KUTIPAN TEKS:
____

Natalius Pigai: Negara Abai Orang Miskin Dan Pengangguran

Dalam kurun waktu 20 tahun kemiskinan mengalami penurunan dari 24,43 menjadi 9,41 yaitu turun sebesar 14,90 persen, atau bila dilihat dari angka postulat maka jumlah penduduk miskin dari 49,50 juta tahun 1998 menjadi 25,14 juta pada tahun 2019.

Kalau mau jujur soal reputasi terbaik “sepanjang sejarah” maka masing-masing-masing Presiden memiliki reputasi terbaik sepanjang sejarah jika dilihat dari massa dimana Presiden masing-masing memimpin. Pada masanya Presiden Habibie terbaik sepanjang sejarah karena menurunkan angka kemiskinan dari 24,43 persen menjadi 23,42 persen.

Demikian pula Gus Dur memecahkan rekor terbaik dijamannya menjadi 18,41 peresn, dan seterusnya akhirnya jaman Jokowi menjadi 9,86 persen juga terbaik sepanjang sejarah. Dan seterusnya jika siapapum terpilih menjadi Presiden akan memecahkan rekor karena kemiskinan di negeri ini juga seluruh dunia cenderung mengalami penurunan secara alamiah. Oleh karena itu, pernyataan-pernyataan pemerintah tersebut narasi yang manipulatif dan menyesatkan.

Selanjutnya kalau kita melihat kinerja masing-masing presiden terkait seberapa besar upaya menurunkan angka kemiskinan maka Presiden Jokowi merupakan presiden paling terburuk kinerjanya dalam menurunkan angka kemiskinan.

Dengan demikian Presiden Jokowi dalam jangka waktu 5 tahun, hanya mampu menurunkan angka kemiskinan 1,1 persen. Sangat kecil sekali dibandingkan dengan presiden-presiden yang lain. Lebih ironi lagi bahwa Jokowi 5 tahun orang miskin turun 1,1 persen, sementara pundi-pundi orang kaya naik 10 persen.

____

Lanjutkan tulisan di atas tentang penurunan angka kemiskinan pada masa tiap presiden, dimulai setelah kalimat terakhirnya.

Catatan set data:

____

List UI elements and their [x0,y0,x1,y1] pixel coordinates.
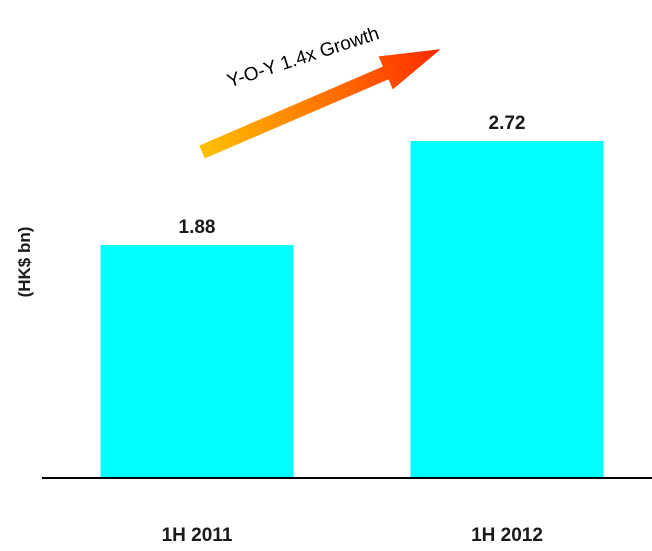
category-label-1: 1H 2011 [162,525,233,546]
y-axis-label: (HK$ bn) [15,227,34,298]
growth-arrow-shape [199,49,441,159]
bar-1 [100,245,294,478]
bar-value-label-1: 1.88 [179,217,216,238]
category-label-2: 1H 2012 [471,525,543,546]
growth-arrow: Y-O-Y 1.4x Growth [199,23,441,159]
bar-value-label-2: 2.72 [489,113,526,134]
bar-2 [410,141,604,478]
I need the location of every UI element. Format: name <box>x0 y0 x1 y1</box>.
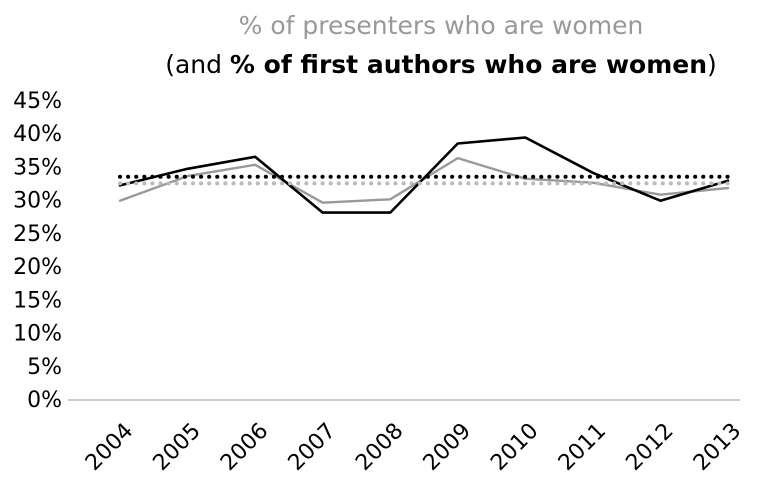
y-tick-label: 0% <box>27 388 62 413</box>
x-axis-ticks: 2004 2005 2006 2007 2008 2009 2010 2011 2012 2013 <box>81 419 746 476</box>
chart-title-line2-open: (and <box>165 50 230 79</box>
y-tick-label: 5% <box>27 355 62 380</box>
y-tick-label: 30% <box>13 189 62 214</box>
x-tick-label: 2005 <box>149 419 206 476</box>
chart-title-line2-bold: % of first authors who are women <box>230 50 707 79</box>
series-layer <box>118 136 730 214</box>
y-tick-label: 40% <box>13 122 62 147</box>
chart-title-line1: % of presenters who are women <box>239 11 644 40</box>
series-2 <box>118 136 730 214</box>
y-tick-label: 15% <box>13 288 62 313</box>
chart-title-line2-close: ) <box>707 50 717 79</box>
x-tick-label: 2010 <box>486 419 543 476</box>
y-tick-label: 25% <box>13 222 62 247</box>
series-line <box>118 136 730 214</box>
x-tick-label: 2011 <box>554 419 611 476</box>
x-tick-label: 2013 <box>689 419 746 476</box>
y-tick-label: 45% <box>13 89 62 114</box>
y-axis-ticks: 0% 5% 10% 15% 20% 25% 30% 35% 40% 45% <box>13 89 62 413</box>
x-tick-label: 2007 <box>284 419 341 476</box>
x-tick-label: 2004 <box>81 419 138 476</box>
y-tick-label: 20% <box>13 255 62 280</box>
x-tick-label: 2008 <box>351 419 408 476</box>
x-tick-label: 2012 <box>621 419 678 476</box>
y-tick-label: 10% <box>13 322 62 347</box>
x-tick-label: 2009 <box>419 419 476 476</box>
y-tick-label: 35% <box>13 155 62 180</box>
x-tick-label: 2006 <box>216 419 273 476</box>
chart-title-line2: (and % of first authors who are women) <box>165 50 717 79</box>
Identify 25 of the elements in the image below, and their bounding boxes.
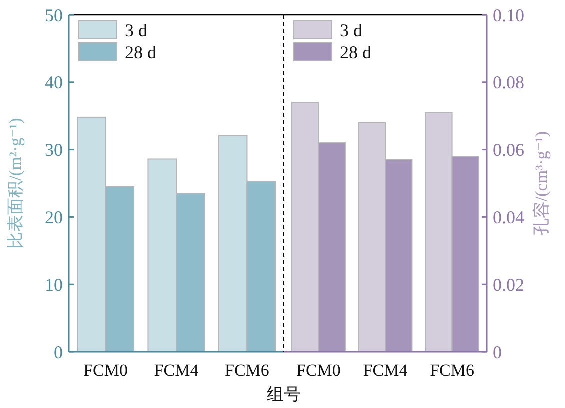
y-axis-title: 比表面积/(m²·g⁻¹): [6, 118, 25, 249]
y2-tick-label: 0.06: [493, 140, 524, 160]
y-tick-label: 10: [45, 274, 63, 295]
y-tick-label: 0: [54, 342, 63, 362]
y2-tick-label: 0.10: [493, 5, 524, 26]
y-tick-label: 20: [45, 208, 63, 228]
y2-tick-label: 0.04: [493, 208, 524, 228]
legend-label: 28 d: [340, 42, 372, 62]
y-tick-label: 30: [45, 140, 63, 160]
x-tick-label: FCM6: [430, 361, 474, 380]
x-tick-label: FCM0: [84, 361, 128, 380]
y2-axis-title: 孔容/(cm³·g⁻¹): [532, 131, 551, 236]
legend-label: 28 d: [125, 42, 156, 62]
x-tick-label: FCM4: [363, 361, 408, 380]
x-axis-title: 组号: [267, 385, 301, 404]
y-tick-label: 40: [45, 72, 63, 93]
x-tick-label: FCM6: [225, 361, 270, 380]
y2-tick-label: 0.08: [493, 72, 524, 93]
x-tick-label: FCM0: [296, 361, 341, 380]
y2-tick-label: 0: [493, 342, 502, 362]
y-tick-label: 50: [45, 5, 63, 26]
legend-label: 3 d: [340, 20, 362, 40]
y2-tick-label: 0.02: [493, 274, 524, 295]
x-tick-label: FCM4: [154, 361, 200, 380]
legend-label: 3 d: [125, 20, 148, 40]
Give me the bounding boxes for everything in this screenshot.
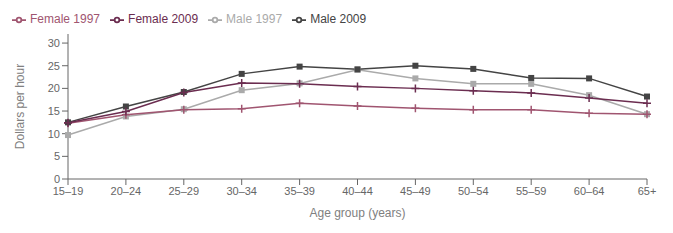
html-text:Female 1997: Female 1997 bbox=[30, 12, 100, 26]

____

JAWABAN YANG DIHARAPKAN:
Data yang saya hitung dari Laporan BPS bahwa kepemimpinan Presiden BJ Habibie berhasil menurunkan angka kemiskinan dari jumlah 24,43 persen menjadi 23,42 persen. Diketahui, Habibie menjadi presiden hanya 1 tahun dan 5 bulan.

Kemudian, Abdurrahman Wahid (Gus Dur) dari 23,42 persen menjadi 18,41 persen atau turun 5,1 persen. Gus Dur memimpin Indonesia dimulai pada 1999 hingga 2001. Di masa pemerintahan Megawati angka kemiskinan dari 18,41 persen menjadi 17,42 persen, kemudian dilanjutkan SBY (Susilo Bambang Yudhoyono-red) dari 17,42 persen turun menjadi 14,15 persen di periode pertama dan menjadi 10,96 persen di periode kedua.

Seperti diketahui, Megawati menjadi presiden dimulai pada 23 Juli 2001 sampai 20 Oktober 2004, dan SBY memimpin selama dua periode. Tahun pertama kepemimpinan SBY turun 2,51 persen dan periode kedua turun 3,46 persen. Kemudian lanjut ke Jokowi. Dari 10,96 persen sekarang 9,86 persen. Turunnya itu cuma 1 persen selama empat tahun. Dari data sah BPS, Jokowi itu paling gagal, ia hanya berhasil menurunkan angka kemiskinan sebanyak ,1 persen selama lima tahun Rp 11 ribu triliun APBN yang dihabiskan.

Salah satu kegagalan Jokowi turunkan angka kemiskinan karena selain Jokowi tidak punya niat baik juga tidak punya master plan. Konsepsi dan arah pembangunan yang berorientasi pada, Pengentasan Kemiskian (pro poor), Penciptaan lapangan kerja (pro job), Berorientasi pada pertumbuhan ekonomi (pro growth).

Pemerintah Jokowi justru menghadirkan program yang mencekik leher rakyat miskin seperti kenaikan harga BBM, Kenaikan harga listrik, Kenaikan BPJS dan pengendalian harga pangan untuk menekan inflasi  yang kurang sehingga penyebab sulitnya mengentaskan kemiskinan di negeri ini.

Untuk menurunkan orang miskin di negeri ini tidak sulit. Negara harus memastikan untuk menutup faktor kemiskinan yang muncul karena kalori atau pangan dan non pangan seperti kesehatan, pendidikan serta distribusi uang ke rakyat secara langsung untuk meningkatkan daya beli masyarakat. Uang Rp 11 ribu triliun dalam 5 Tahun APBN adalah jumlah yang besar namum hanya membuat kenyang orang-orang kaya.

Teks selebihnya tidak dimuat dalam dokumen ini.